**Aim of the exercise:**
Keep the images out and copy every entry below exactly.

- - - - -

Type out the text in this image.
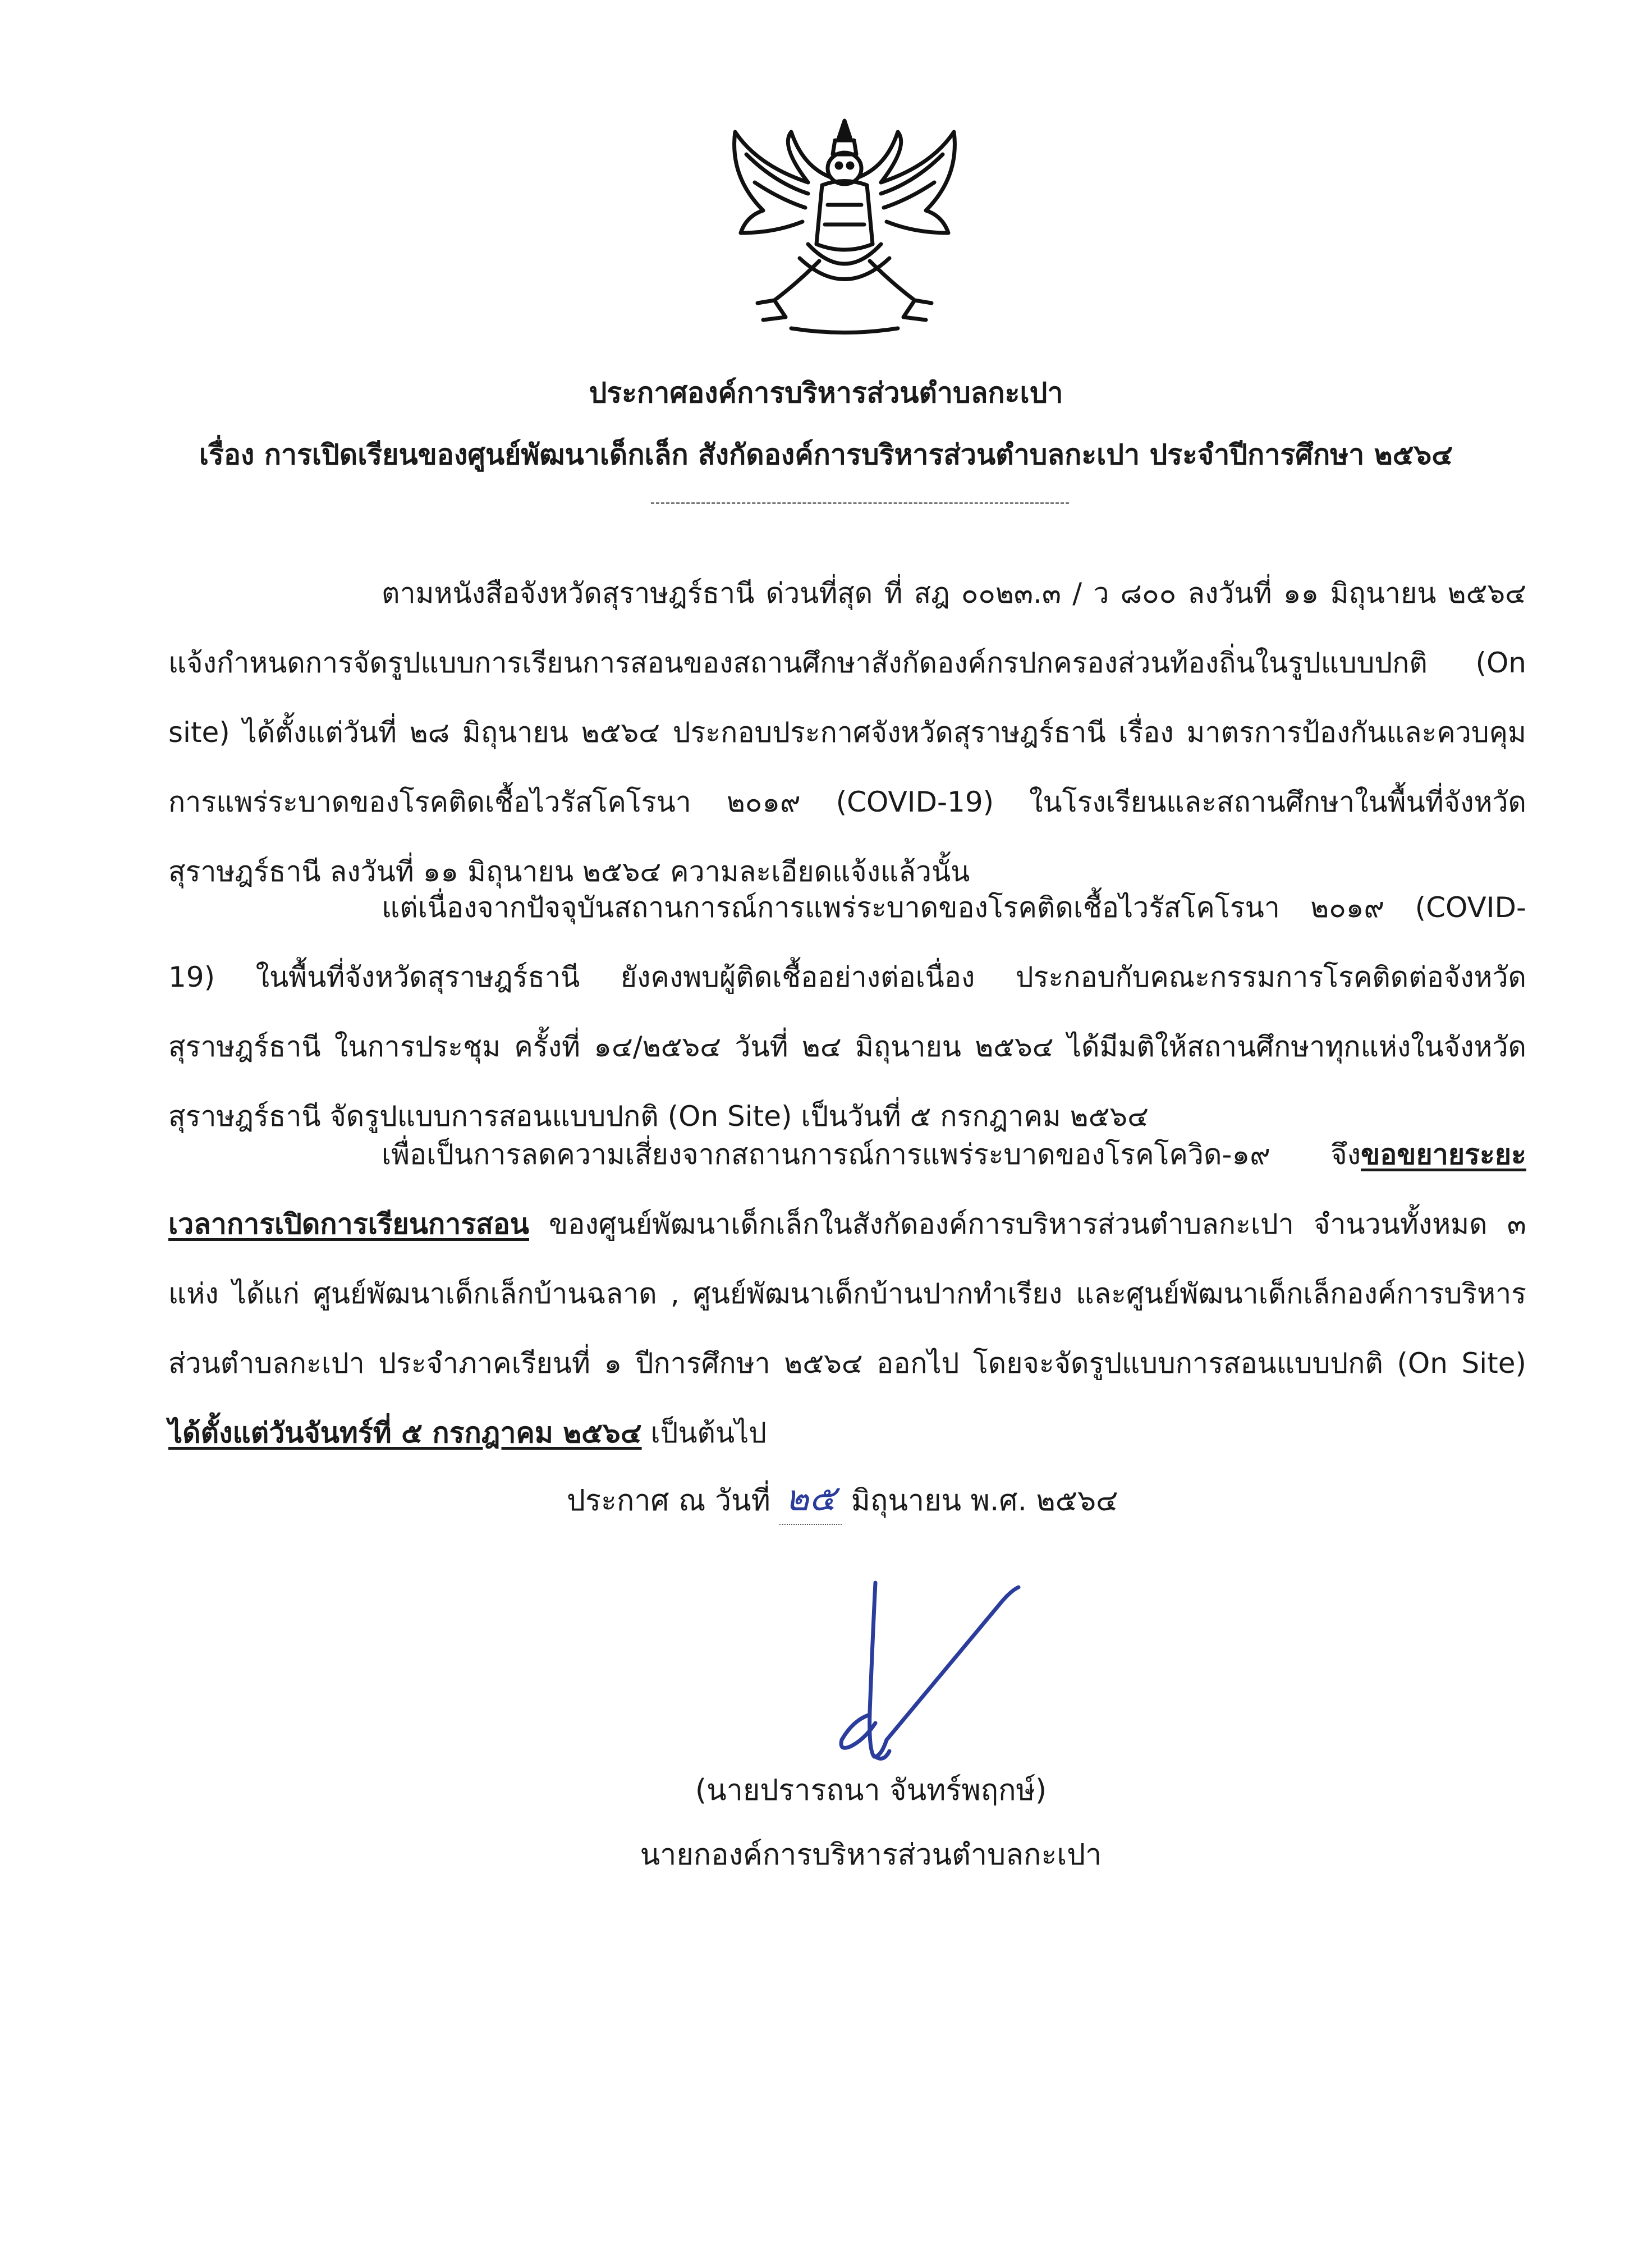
ประกาศองค์การบริหารส่วนตำบลกะเปา
เรื่อง การเปิดเรียนของศูนย์พัฒนาเด็กเล็ก สังกัดองค์การบริหารส่วนตำบลกะเปา ประจำปีการศึกษา ๒๕๖๔
ตามหนังสือจังหวัดสุราษฎร์ธานี ด่วนที่สุด ที่ สฎ ๐๐๒๓.๓ / ว ๘๐๐ ลงวันที่ ๑๑ มิถุนายน ๒๕๖๔ แจ้งกำหนดการจัดรูปแบบการเรียนการสอนของสถานศึกษาสังกัดองค์กรปกครองส่วนท้องถิ่นในรูปแบบปกติ (On site) ได้ตั้งแต่วันที่ ๒๘ มิถุนายน ๒๕๖๔ ประกอบประกาศจังหวัดสุราษฎร์ธานี เรื่อง มาตรการป้องกันและควบคุมการแพร่ระบาดของโรคติดเชื้อไวรัสโคโรนา ๒๐๑๙ (COVID-19) ในโรงเรียนและสถานศึกษาในพื้นที่จังหวัดสุราษฎร์ธานี ลงวันที่ ๑๑ มิถุนายน ๒๕๖๔ ความละเอียดแจ้งแล้วนั้น
แต่เนื่องจากปัจจุบันสถานการณ์การแพร่ระบาดของโรคติดเชื้อไวรัสโคโรนา ๒๐๑๙ (COVID-19) ในพื้นที่จังหวัดสุราษฎร์ธานี ยังคงพบผู้ติดเชื้ออย่างต่อเนื่อง ประกอบกับคณะกรรมการโรคติดต่อจังหวัดสุราษฎร์ธานี ในการประชุม ครั้งที่ ๑๔/๒๕๖๔ วันที่ ๒๔ มิถุนายน ๒๕๖๔ ได้มีมติให้สถานศึกษาทุกแห่งในจังหวัดสุราษฎร์ธานี จัดรูปแบบการสอนแบบปกติ (On Site) เป็นวันที่ ๕ กรกฎาคม ๒๕๖๔
เพื่อเป็นการลดความเสี่ยงจากสถานการณ์การแพร่ระบาดของโรคโควิด-๑๙ จึงขอขยายระยะเวลาการเปิดการเรียนการสอน ของศูนย์พัฒนาเด็กเล็กในสังกัดองค์การบริหารส่วนตำบลกะเปา จำนวนทั้งหมด ๓ แห่ง ได้แก่ ศูนย์พัฒนาเด็กเล็กบ้านฉลาด , ศูนย์พัฒนาเด็กบ้านปากทำเรียง และศูนย์พัฒนาเด็กเล็กองค์การบริหารส่วนตำบลกะเปา ประจำภาคเรียนที่ ๑ ปีการศึกษา ๒๕๖๔ ออกไป โดยจะจัดรูปแบบการสอนแบบปกติ (On Site) ได้ตั้งแต่วันจันทร์ที่ ๕ กรกฎาคม ๒๕๖๔ เป็นต้นไป
ประกาศ ณ วันที่ ๒๕ มิถุนายน พ.ศ. ๒๕๖๔
(นายปรารถนา จันทร์พฤกษ์)
นายกองค์การบริหารส่วนตำบลกะเปา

- - - - -

**Result of this task:**
Type out the text in this image.
ประกาศองค์การบริหารส่วนตำบลกะเปา
เรื่อง การเปิดเรียนของศูนย์พัฒนาเด็กเล็ก สังกัดองค์การบริหารส่วนตำบลกะเปา ประจำปีการศึกษา ๒๕๖๔
ตามหนังสือจังหวัดสุราษฎร์ธานี ด่วนที่สุด ที่ สฎ ๐๐๒๓.๓ / ว ๘๐๐ ลงวันที่ ๑๑ มิถุนายน ๒๕๖๔ แจ้งกำหนดการจัดรูปแบบการเรียนการสอนของสถานศึกษาสังกัดองค์กรปกครองส่วนท้องถิ่นในรูปแบบปกติ (On site) ได้ตั้งแต่วันที่ ๒๘ มิถุนายน ๒๕๖๔ ประกอบประกาศจังหวัดสุราษฎร์ธานี เรื่อง มาตรการป้องกันและควบคุมการแพร่ระบาดของโรคติดเชื้อไวรัสโคโรนา ๒๐๑๙ (COVID-19) ในโรงเรียนและสถานศึกษาในพื้นที่จังหวัดสุราษฎร์ธานี ลงวันที่ ๑๑ มิถุนายน ๒๕๖๔ ความละเอียดแจ้งแล้วนั้น
แต่เนื่องจากปัจจุบันสถานการณ์การแพร่ระบาดของโรคติดเชื้อไวรัสโคโรนา ๒๐๑๙ (COVID-19) ในพื้นที่จังหวัดสุราษฎร์ธานี ยังคงพบผู้ติดเชื้ออย่างต่อเนื่อง ประกอบกับคณะกรรมการโรคติดต่อจังหวัดสุราษฎร์ธานี ในการประชุม ครั้งที่ ๑๔/๒๕๖๔ วันที่ ๒๔ มิถุนายน ๒๕๖๔ ได้มีมติให้สถานศึกษาทุกแห่งในจังหวัดสุราษฎร์ธานี จัดรูปแบบการสอนแบบปกติ (On Site) เป็นวันที่ ๕ กรกฎาคม ๒๕๖๔
เพื่อเป็นการลดความเสี่ยงจากสถานการณ์การแพร่ระบาดของโรคโควิด-๑๙ จึงขอขยายระยะเวลาการเปิดการเรียนการสอน ของศูนย์พัฒนาเด็กเล็กในสังกัดองค์การบริหารส่วนตำบลกะเปา จำนวนทั้งหมด ๓ แห่ง ได้แก่ ศูนย์พัฒนาเด็กเล็กบ้านฉลาด , ศูนย์พัฒนาเด็กบ้านปากทำเรียง และศูนย์พัฒนาเด็กเล็กองค์การบริหารส่วนตำบลกะเปา ประจำภาคเรียนที่ ๑ ปีการศึกษา ๒๕๖๔ ออกไป โดยจะจัดรูปแบบการสอนแบบปกติ (On Site) ได้ตั้งแต่วันจันทร์ที่ ๕ กรกฎาคม ๒๕๖๔ เป็นต้นไป
ประกาศ ณ วันที่ ๒๕ มิถุนายน พ.ศ. ๒๕๖๔
(นายปรารถนา จันทร์พฤกษ์)
นายกองค์การบริหารส่วนตำบลกะเปา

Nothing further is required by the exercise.